→ DOCUMENT SEGMENT
The processor that makes your laptop or cell phone work was fabricated using quartz from this obscure Appalachian backwater. From a report: Alex Glover is a recently retired geologist who has spent decades hunting for valuable minerals in the hillsides and hollows of the Appalachian Mountains that surround Spruce Pine, North Carolina. Spruce Pine is not a wealthy place. Its downtown consists of a somnambulant train station across the street from a couple of blocks of two-story brick buildings, including a long-closed movie theater and several empty storefronts. The wooded mountains surrounding it, though, are rich in all kinds of desirable rocks, some valued for their industrial uses, some for their pure prettiness. But it's the mineral in Glover's bag -- snowy white grains, soft as powdered sugar -- that is by far the most important these days. It's quartz, but not just any quartz. Spruce Pine, it turns out, is the source of the purest natural quartz -- a species of pristine sand -- ever found on Earth.

This ultra-elite deposit of silicon dioxide particles plays a key role in manufacturing the silicon used to make computer chips. In fact, there's an excellent chance the chip that makes your laptop or cell phone work was made using sand from this obscure Appalachian backwater. "It's a billion-dollar industry here," Glover says with a hooting laugh. "Can't tell by driving through here. You'd never know it." In the 21st century, sand has become more important than ever, and in more ways than ever. Most of the world's sand grains are composed of quartz, which is a form of silicon dioxide, also known as silica. High-purity silicon dioxide particles are the essential raw materials from which we make computer chips, fiber-optic cables, and other high-tech hardware -- the physical components on which the virtual world runs.

21 of 160 comments (clear)

  1. "backwater" places by Anonymous Coward · · Score: 5, Insightful

    I love how people refer to rural areas as backwaters. Yet folks from the city get all bent out of shape when we call their dirty shitholes what they are, dirty shitholes. Enjoy choking on smog and surface level ozone. Meanwhile I'll enjoy the fresh air and clean water in my "backwater"

    1. Re:"backwater" places by Anonymous Coward · · Score: 2, Informative

      According to Webster's then term backwater can mean, "isolated or backward place or condition." A glance at the map shows that Spruce Pine, North Carolina is indeed pretty isolated. Hope that makes you feel a bit less hurt.

Labeled box records:

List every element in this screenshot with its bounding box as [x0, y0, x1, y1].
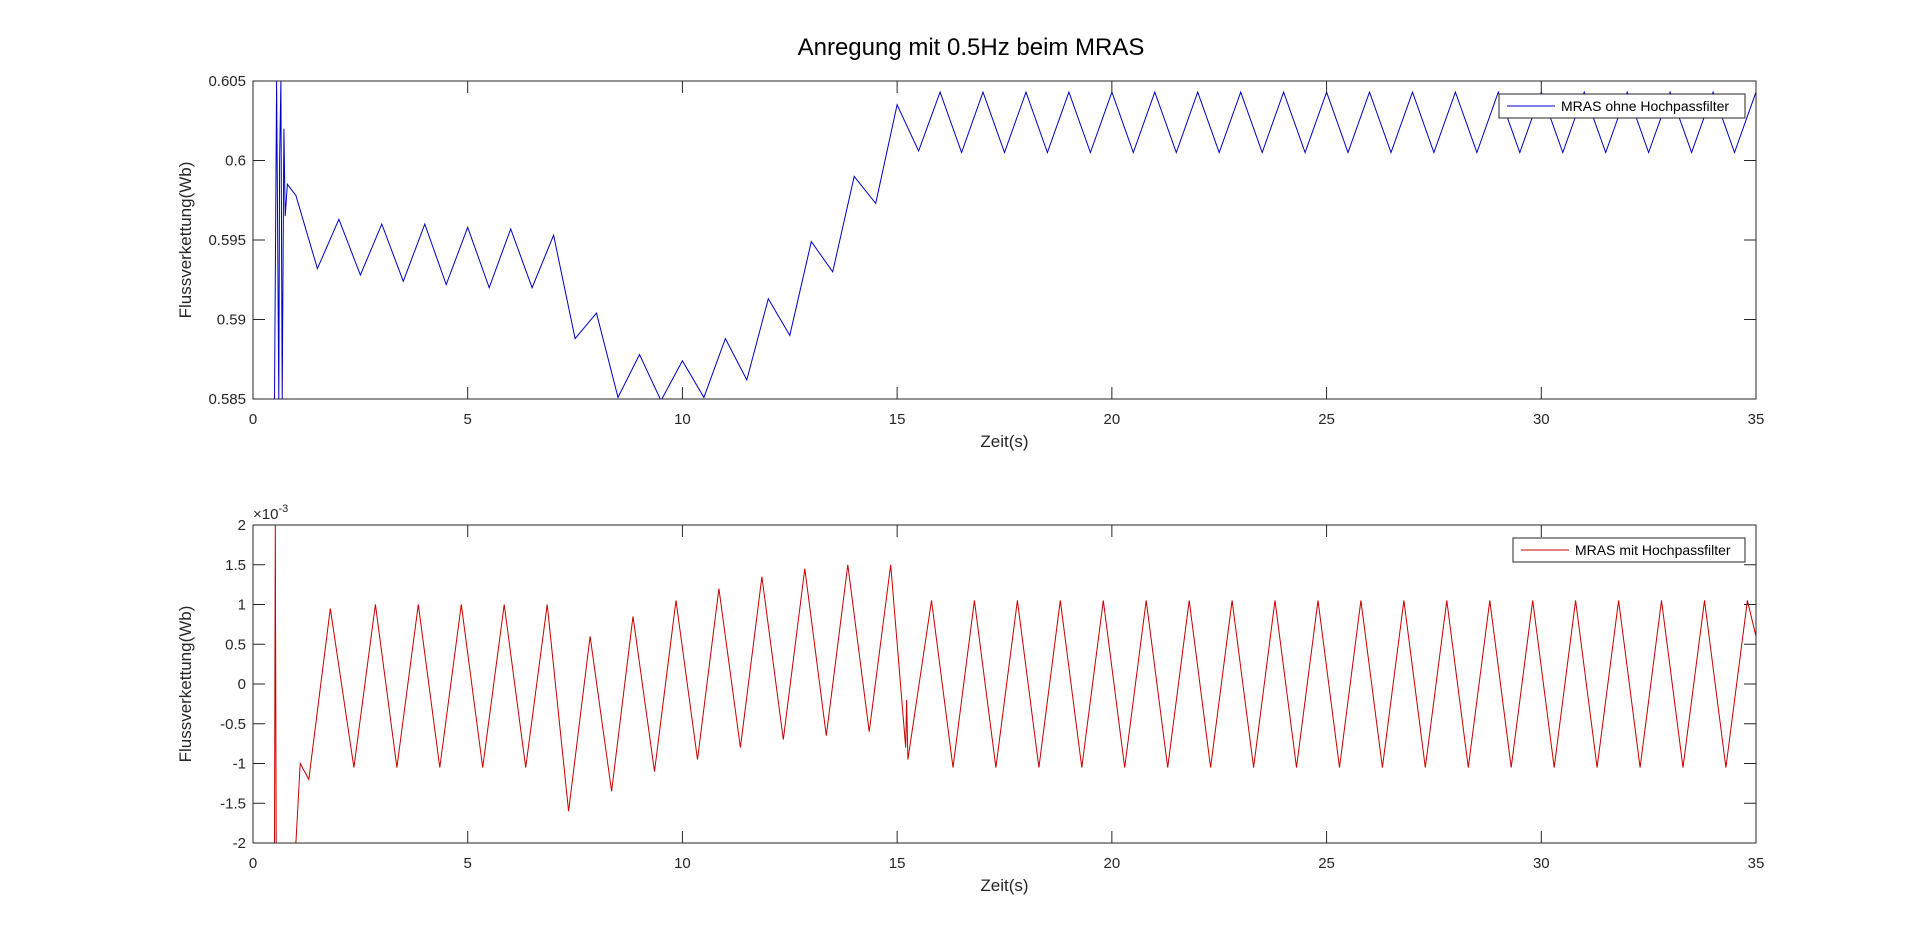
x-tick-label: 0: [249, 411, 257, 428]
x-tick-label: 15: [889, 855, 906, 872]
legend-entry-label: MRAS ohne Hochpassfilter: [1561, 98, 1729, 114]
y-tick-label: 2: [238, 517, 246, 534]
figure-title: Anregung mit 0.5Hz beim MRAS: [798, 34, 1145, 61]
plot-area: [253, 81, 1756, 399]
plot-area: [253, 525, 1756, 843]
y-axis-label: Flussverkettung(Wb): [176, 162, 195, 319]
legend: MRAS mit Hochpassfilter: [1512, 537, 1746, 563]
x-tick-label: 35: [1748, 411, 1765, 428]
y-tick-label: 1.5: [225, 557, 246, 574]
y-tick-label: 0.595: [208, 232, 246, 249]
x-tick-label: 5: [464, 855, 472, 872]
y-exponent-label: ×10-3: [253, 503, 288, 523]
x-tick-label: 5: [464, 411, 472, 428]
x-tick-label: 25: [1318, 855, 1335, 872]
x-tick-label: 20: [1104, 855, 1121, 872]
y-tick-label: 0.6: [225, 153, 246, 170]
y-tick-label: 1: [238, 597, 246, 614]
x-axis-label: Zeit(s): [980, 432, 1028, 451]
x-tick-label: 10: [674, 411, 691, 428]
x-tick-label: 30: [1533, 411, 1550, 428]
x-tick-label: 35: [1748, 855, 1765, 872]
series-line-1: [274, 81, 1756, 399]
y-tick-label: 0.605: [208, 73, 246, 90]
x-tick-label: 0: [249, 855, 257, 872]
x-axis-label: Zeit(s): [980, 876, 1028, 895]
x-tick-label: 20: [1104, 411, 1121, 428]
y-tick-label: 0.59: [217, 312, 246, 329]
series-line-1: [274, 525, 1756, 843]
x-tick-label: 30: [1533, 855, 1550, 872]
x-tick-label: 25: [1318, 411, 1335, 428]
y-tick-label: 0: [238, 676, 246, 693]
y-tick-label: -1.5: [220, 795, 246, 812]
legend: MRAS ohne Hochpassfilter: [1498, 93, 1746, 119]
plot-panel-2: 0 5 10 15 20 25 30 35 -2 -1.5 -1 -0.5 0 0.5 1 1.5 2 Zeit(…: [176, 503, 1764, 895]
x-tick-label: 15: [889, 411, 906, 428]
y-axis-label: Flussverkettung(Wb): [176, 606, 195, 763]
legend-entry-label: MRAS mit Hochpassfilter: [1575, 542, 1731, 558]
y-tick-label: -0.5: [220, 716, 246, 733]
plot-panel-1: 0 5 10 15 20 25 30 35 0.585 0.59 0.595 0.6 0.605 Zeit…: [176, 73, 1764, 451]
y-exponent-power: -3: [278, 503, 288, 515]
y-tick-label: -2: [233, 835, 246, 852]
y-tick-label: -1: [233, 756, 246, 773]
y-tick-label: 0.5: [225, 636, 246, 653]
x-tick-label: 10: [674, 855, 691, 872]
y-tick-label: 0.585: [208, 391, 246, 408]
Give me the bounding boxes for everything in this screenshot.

→ EXERCISE SET
1) From the Spruce Pine quartz text, list the features of the town's downtown.
2) Continue the Spruce Pine quartz text from its last sentence.

→ THE RESULTS
1)
- A somnambulant train station
- A couple of blocks of two-story brick buildings
- A long-closed movie theater
- Several empty storefronts

2)
    2. Re:"backwater" places by king+neckbeard · · Score: 5, Insightful

      A more neutral alternative would have been "remote." The usage of backwater is pejorative here.

      --
      This is my signature. There are many like it, but this one is mine.
    3. Re:"backwater" places by Anonymous Coward · · Score: 2, Insightful

      For modern tech "reporters", anything and anywhere that isn't wired to the hilt and blasting user data to Big Cloud Company X 24/7 is a thing to be scorned and looked down upon.

    4. Re:"backwater" places by pgmrdlm · · Score: 3, Interesting

      If the back waters were to stop shipping all resources they have to big cities. Lets see. That would be food, water, any and all minerals, timber, and anything else that big cities need but will never get without the backwaters. I bet the elites would show more respect.

      --
      Anonymous comments are as pathetic as the anonymous "sources" that contaminate gutless journalism from the New York Time
    5. Re:"backwater" places by Tough+Love · · Score: 2

      The usage of backwater is pejorative here.

      I know, right? Just imagine how a river must feel about it.

      --
      When all you have is a hammer, every problem starts to look like a thumb.
  2. Somnambulant train station by Oswald+McWeany · · Score: 5, Funny

    A somnambulant train station... that's quite impressive. Not many towns have sleep-walking train stations.

    --
    "That's the way to do it" - Punch
    1. Re:Somnambulant train station by Scarred+Intellect · · Score: 3, Funny

      A somnambulant train station... that's quite impressive. Not many towns have sleep-walking train stations.

      [Citation needed]

    2. Re:Somnambulant train station by NoNonAlphaCharsHere · · Score: 4, Funny

      Heh. They're lucky. My train station is narcoleptic.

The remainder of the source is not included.